**Input data**
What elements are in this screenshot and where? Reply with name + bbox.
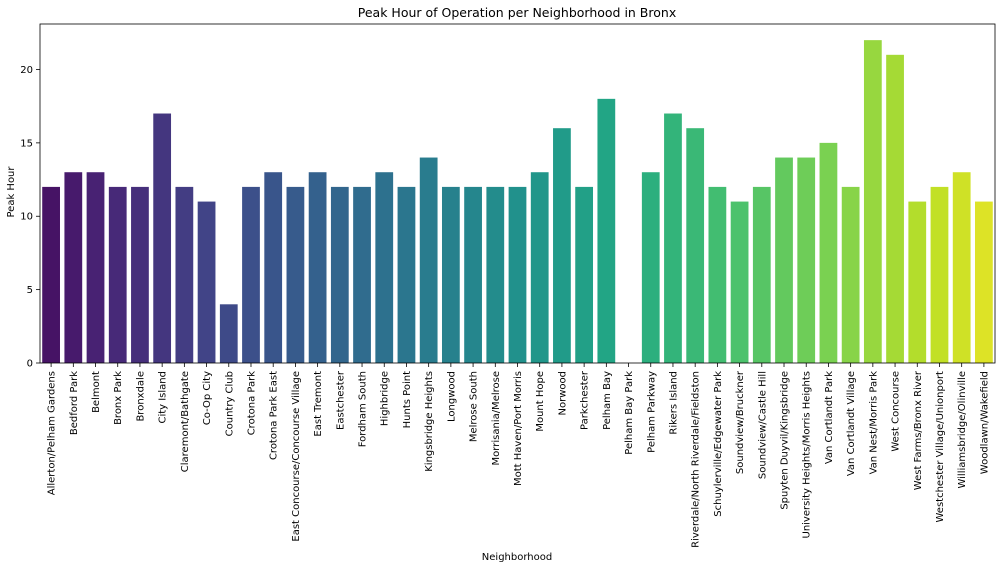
bar-22 (530, 172, 549, 363)
bar-8 (219, 304, 238, 363)
x-tick-label: Belmont (91, 371, 102, 413)
x-tick-label: Mount Hope (535, 371, 546, 432)
y-tick-label: 15 (20, 138, 33, 149)
x-tick-label: Bronx Park (113, 371, 124, 425)
y-tick-label: 20 (20, 65, 33, 76)
x-tick-label: Highbridge (380, 371, 391, 426)
x-tick-label: West Farms/Bronx River (913, 370, 924, 490)
x-tick-label: Westchester Village/Unionport (935, 371, 946, 523)
x-tick-label: Mott Haven/Port Morris (513, 371, 524, 486)
x-tick-label: Claremont/Bathgate (180, 371, 191, 472)
x-tick-label: Williamsbridge/Olinville (957, 371, 968, 489)
bar-17 (419, 157, 438, 363)
x-tick-label: Woodlawn/Wakefield (979, 371, 990, 474)
x-tick-label: East Tremont (313, 371, 324, 437)
x-tick-label: Van Cortlandt Village (846, 371, 857, 476)
bar-25 (597, 98, 616, 364)
x-tick-label: Soundview/Castle Hill (757, 371, 768, 479)
bar-42 (975, 201, 993, 363)
bar-11 (286, 186, 305, 363)
x-tick-label: Soundview/Bruckner (735, 370, 746, 474)
x-tick-label: Co-Op City (202, 371, 213, 425)
bar-35 (819, 142, 838, 363)
x-tick-label: Rikers Island (668, 371, 679, 435)
bar-2 (86, 172, 105, 363)
x-tick-label: Fordham South (358, 371, 369, 447)
x-tick-label: University Heights/Morris Heights (802, 371, 813, 539)
x-tick-label: Crotona Park (246, 371, 257, 435)
bar-39 (908, 201, 927, 363)
x-tick-label: Pelham Bay Park (624, 371, 635, 455)
bar-18 (441, 186, 460, 363)
plot-frame (39, 23, 996, 364)
bar-32 (752, 186, 771, 363)
x-tick-label: Van Nest/Morris Park (868, 371, 879, 475)
x-tick-label: Spuyten Duyvil/Kingsbridge (780, 371, 791, 510)
bar-16 (397, 186, 416, 363)
y-axis-label: Peak Hour (6, 166, 17, 218)
x-tick-label: Parkchester (580, 370, 591, 430)
y-tick-label: 5 (27, 285, 33, 296)
chart-title: Peak Hour of Operation per Neighborhood … (358, 5, 676, 20)
bar-10 (264, 172, 283, 363)
bar-6 (175, 186, 194, 363)
x-tick-label: Bronxdale (135, 371, 146, 422)
x-tick-label: West Concourse (891, 371, 902, 452)
x-axis-label: Neighborhood (482, 552, 552, 563)
bar-19 (464, 186, 482, 363)
bar-9 (242, 186, 260, 363)
bar-27 (641, 172, 660, 363)
bar-38 (886, 54, 904, 364)
bar-14 (353, 186, 371, 363)
x-tick-label: Pelham Parkway (646, 371, 657, 453)
bar-12 (308, 172, 327, 363)
plot-area: Allerton/Pelham Gardens Bedford Park Belmo… (20, 23, 996, 548)
x-tick-label: Eastchester (335, 370, 346, 430)
bar-24 (575, 186, 594, 363)
y-tick-label: 10 (20, 212, 33, 223)
bar-23 (553, 128, 571, 363)
bar-15 (375, 172, 394, 363)
bar-33 (775, 157, 793, 363)
x-tick-label: City Island (158, 371, 169, 424)
x-tick-label: Riverdale/North Riverdale/Fieldston (691, 371, 702, 548)
bar-37 (863, 40, 882, 364)
bar-0 (42, 186, 60, 363)
bar-21 (508, 186, 527, 363)
bar-30 (708, 186, 727, 363)
x-tick-label: Norwood (557, 371, 568, 415)
bar-41 (952, 172, 971, 363)
x-tick-label: Pelham Bay (602, 371, 613, 430)
bar-28 (664, 113, 682, 364)
x-tick-label: Morrisania/Melrose (491, 371, 502, 465)
bar-29 (686, 128, 705, 363)
bar-34 (797, 157, 816, 363)
bar-31 (730, 201, 749, 363)
bar-3 (108, 186, 127, 363)
bar-7 (197, 201, 216, 363)
bar-20 (486, 186, 505, 363)
x-tick-label: Van Cortlandt Park (824, 371, 835, 464)
bar-4 (131, 186, 149, 363)
bar-5 (153, 113, 172, 364)
bar-36 (841, 186, 860, 363)
x-tick-label: Longwood (446, 371, 457, 422)
bar-13 (330, 186, 349, 363)
x-tick-label: Bedford Park (69, 371, 80, 435)
x-tick-label: Schuylerville/Edgewater Park (713, 371, 724, 517)
bar-1 (64, 172, 83, 363)
y-tick-label: 0 (27, 359, 33, 370)
x-tick-label: Melrose South (469, 371, 480, 442)
x-tick-label: Hunts Point (402, 371, 413, 428)
x-tick-label: Country Club (224, 371, 235, 436)
x-tick-label: East Concourse/Concourse Village (291, 371, 302, 542)
bar-40 (930, 186, 949, 363)
x-tick-label: Kingsbridge Heights (424, 371, 435, 472)
x-tick-label: Allerton/Pelham Gardens (47, 371, 58, 495)
x-tick-label: Crotona Park East (269, 371, 280, 460)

**Instruction**
Reproduce these lines verbatim in their entirety, leaving out the pictures.

**Task response**
What elements are in this screenshot and where? Reply with name + bbox.
bar-22 (530, 172, 549, 363)
bar-8 (219, 304, 238, 363)
x-tick-label: Belmont (91, 371, 102, 413)
x-tick-label: Mount Hope (535, 371, 546, 432)
y-tick-label: 15 (20, 138, 33, 149)
x-tick-label: Bronx Park (113, 371, 124, 425)
y-tick-label: 20 (20, 65, 33, 76)
x-tick-label: Highbridge (380, 371, 391, 426)
x-tick-label: West Farms/Bronx River (913, 370, 924, 490)
x-tick-label: Westchester Village/Unionport (935, 371, 946, 523)
x-tick-label: Mott Haven/Port Morris (513, 371, 524, 486)
x-tick-label: Claremont/Bathgate (180, 371, 191, 472)
x-tick-label: Williamsbridge/Olinville (957, 371, 968, 489)
bar-17 (419, 157, 438, 363)
x-tick-label: Woodlawn/Wakefield (979, 371, 990, 474)
x-tick-label: East Tremont (313, 371, 324, 437)
x-tick-label: Van Cortlandt Village (846, 371, 857, 476)
bar-25 (597, 98, 616, 364)
x-tick-label: Soundview/Castle Hill (757, 371, 768, 479)
bar-42 (975, 201, 993, 363)
bar-11 (286, 186, 305, 363)
x-tick-label: Soundview/Bruckner (735, 370, 746, 474)
x-tick-label: Co-Op City (202, 371, 213, 425)
bar-35 (819, 142, 838, 363)
x-tick-label: Rikers Island (668, 371, 679, 435)
bar-2 (86, 172, 105, 363)
x-tick-label: Fordham South (358, 371, 369, 447)
x-tick-label: University Heights/Morris Heights (802, 371, 813, 539)
x-tick-label: Crotona Park (246, 371, 257, 435)
bar-39 (908, 201, 927, 363)
x-tick-label: Pelham Bay Park (624, 371, 635, 455)
bar-18 (441, 186, 460, 363)
plot-frame (39, 23, 996, 364)
bar-32 (752, 186, 771, 363)
x-tick-label: Van Nest/Morris Park (868, 371, 879, 475)
x-tick-label: Spuyten Duyvil/Kingsbridge (780, 371, 791, 510)
bar-16 (397, 186, 416, 363)
y-axis-label: Peak Hour (6, 166, 17, 218)
x-tick-label: Parkchester (580, 370, 591, 430)
y-tick-label: 5 (27, 285, 33, 296)
chart-title: Peak Hour of Operation per Neighborhood … (358, 5, 676, 20)
bar-10 (264, 172, 283, 363)
bar-6 (175, 186, 194, 363)
x-tick-label: Bronxdale (135, 371, 146, 422)
x-tick-label: West Concourse (891, 371, 902, 452)
x-axis-label: Neighborhood (482, 552, 552, 563)
bar-19 (464, 186, 482, 363)
bar-9 (242, 186, 260, 363)
bar-27 (641, 172, 660, 363)
bar-38 (886, 54, 904, 364)
bar-14 (353, 186, 371, 363)
x-tick-label: Pelham Parkway (646, 371, 657, 453)
bar-12 (308, 172, 327, 363)
plot-area: Allerton/Pelham Gardens Bedford Park Belmo… (20, 23, 996, 548)
x-tick-label: Eastchester (335, 370, 346, 430)
bar-24 (575, 186, 594, 363)
y-tick-label: 10 (20, 212, 33, 223)
bar-23 (553, 128, 571, 363)
bar-15 (375, 172, 394, 363)
bar-33 (775, 157, 793, 363)
x-tick-label: City Island (158, 371, 169, 424)
x-tick-label: Riverdale/North Riverdale/Fieldston (691, 371, 702, 548)
bar-37 (863, 40, 882, 364)
bar-0 (42, 186, 60, 363)
bar-21 (508, 186, 527, 363)
bar-30 (708, 186, 727, 363)
x-tick-label: Norwood (557, 371, 568, 415)
bar-41 (952, 172, 971, 363)
x-tick-label: Pelham Bay (602, 371, 613, 430)
bar-28 (664, 113, 682, 364)
x-tick-label: Morrisania/Melrose (491, 371, 502, 465)
bar-29 (686, 128, 705, 363)
bar-34 (797, 157, 816, 363)
bar-31 (730, 201, 749, 363)
bar-3 (108, 186, 127, 363)
bar-7 (197, 201, 216, 363)
bar-20 (486, 186, 505, 363)
x-tick-label: Van Cortlandt Park (824, 371, 835, 464)
bar-4 (131, 186, 149, 363)
bar-5 (153, 113, 172, 364)
bar-36 (841, 186, 860, 363)
x-tick-label: Longwood (446, 371, 457, 422)
bar-13 (330, 186, 349, 363)
x-tick-label: Bedford Park (69, 371, 80, 435)
x-tick-label: Schuylerville/Edgewater Park (713, 371, 724, 517)
bar-1 (64, 172, 83, 363)
y-tick-label: 0 (27, 359, 33, 370)
x-tick-label: Melrose South (469, 371, 480, 442)
x-tick-label: Hunts Point (402, 371, 413, 428)
x-tick-label: Country Club (224, 371, 235, 436)
x-tick-label: East Concourse/Concourse Village (291, 371, 302, 542)
bar-40 (930, 186, 949, 363)
x-tick-label: Kingsbridge Heights (424, 371, 435, 472)
x-tick-label: Allerton/Pelham Gardens (47, 371, 58, 495)
x-tick-label: Crotona Park East (269, 371, 280, 460)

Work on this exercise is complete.